- **Objective**: Please print the full listing exactly.

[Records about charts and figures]
--- BEGIN ---
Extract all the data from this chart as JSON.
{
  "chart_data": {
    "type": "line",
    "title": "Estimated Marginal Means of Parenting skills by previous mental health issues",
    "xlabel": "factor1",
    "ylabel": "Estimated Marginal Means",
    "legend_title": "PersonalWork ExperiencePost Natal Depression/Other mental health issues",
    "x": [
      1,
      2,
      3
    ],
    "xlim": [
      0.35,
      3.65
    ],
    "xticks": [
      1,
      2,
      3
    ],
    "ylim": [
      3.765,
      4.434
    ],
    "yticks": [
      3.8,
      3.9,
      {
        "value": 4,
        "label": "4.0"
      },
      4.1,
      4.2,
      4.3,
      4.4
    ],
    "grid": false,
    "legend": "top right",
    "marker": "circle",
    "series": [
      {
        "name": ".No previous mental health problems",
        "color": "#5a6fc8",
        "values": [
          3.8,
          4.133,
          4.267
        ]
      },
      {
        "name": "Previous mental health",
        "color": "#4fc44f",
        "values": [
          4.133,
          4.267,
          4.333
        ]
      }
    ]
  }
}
--- END ---
- **Full output**:
Extract all the data from this chart as JSON.
{
  "chart_data": {
    "type": "line",
    "title": "Estimated Marginal Means of Parenting skills by previous mental health issues",
    "xlabel": "factor1",
    "ylabel": "Estimated Marginal Means",
    "legend_title": "PersonalWork ExperiencePost Natal Depression/Other mental health issues",
    "x": [
      1,
      2,
      3
    ],
    "xlim": [
      0.35,
      3.65
    ],
    "xticks": [
      1,
      2,
      3
    ],
    "ylim": [
      3.765,
      4.434
    ],
    "yticks": [
      3.8,
      3.9,
      {
        "value": 4,
        "label": "4.0"
      },
      4.1,
      4.2,
      4.3,
      4.4
    ],
    "grid": false,
    "legend": "top right",
    "marker": "circle",
    "series": [
      {
        "name": ".No previous mental health problems",
        "color": "#5a6fc8",
        "values": [
          3.8,
          4.133,
          4.267
        ]
      },
      {
        "name": "Previous mental health",
        "color": "#4fc44f",
        "values": [
          4.133,
          4.267,
          4.333
        ]
      }
    ]
  }
}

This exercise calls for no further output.